◆ **Structured figure records**
[start]

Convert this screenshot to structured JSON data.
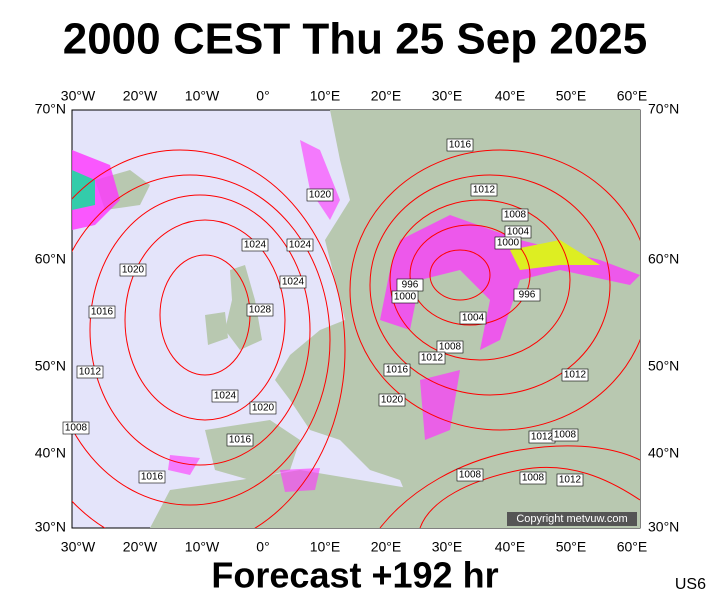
{
  "header": {
    "title": "2000 CEST Thu 25 Sep 2025"
  },
  "map": {
    "longitude_labels": [
      "30°W",
      "20°W",
      "10°W",
      "0°",
      "10°E",
      "20°E",
      "30°E",
      "40°E",
      "50°E",
      "60°E"
    ],
    "latitude_labels": [
      "70°N",
      "60°N",
      "50°N",
      "40°N",
      "30°N"
    ],
    "isobar_labels": [
      "1016",
      "1012",
      "1020",
      "1008",
      "1004",
      "1000",
      "1024",
      "1024",
      "1020",
      "1024",
      "996",
      "1000",
      "1028",
      "996",
      "1016",
      "1004",
      "1008",
      "1012",
      "1016",
      "1012",
      "1012",
      "1024",
      "1020",
      "1020",
      "1008",
      "1016",
      "1012",
      "1008",
      "1016",
      "1008",
      "1008",
      "1012"
    ],
    "copyright": "Copyright metvuw.com"
  },
  "footer": {
    "title": "Forecast +192 hr",
    "code": "US6"
  }
}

[end]

◆ **YOUR TASK**
Every line above should be returned exactly; the pictures stay out.

◆ **EXPECTED ANSWER**
Convert this screenshot to structured JSON data.
{
  "header": {
    "title": "2000 CEST Thu 25 Sep 2025"
  },
  "map": {
    "longitude_labels": [
      "30°W",
      "20°W",
      "10°W",
      "0°",
      "10°E",
      "20°E",
      "30°E",
      "40°E",
      "50°E",
      "60°E"
    ],
    "latitude_labels": [
      "70°N",
      "60°N",
      "50°N",
      "40°N",
      "30°N"
    ],
    "isobar_labels": [
      "1016",
      "1012",
      "1020",
      "1008",
      "1004",
      "1000",
      "1024",
      "1024",
      "1020",
      "1024",
      "996",
      "1000",
      "1028",
      "996",
      "1016",
      "1004",
      "1008",
      "1012",
      "1016",
      "1012",
      "1012",
      "1024",
      "1020",
      "1020",
      "1008",
      "1016",
      "1012",
      "1008",
      "1016",
      "1008",
      "1008",
      "1012"
    ],
    "copyright": "Copyright metvuw.com"
  },
  "footer": {
    "title": "Forecast +192 hr",
    "code": "US6"
  }
}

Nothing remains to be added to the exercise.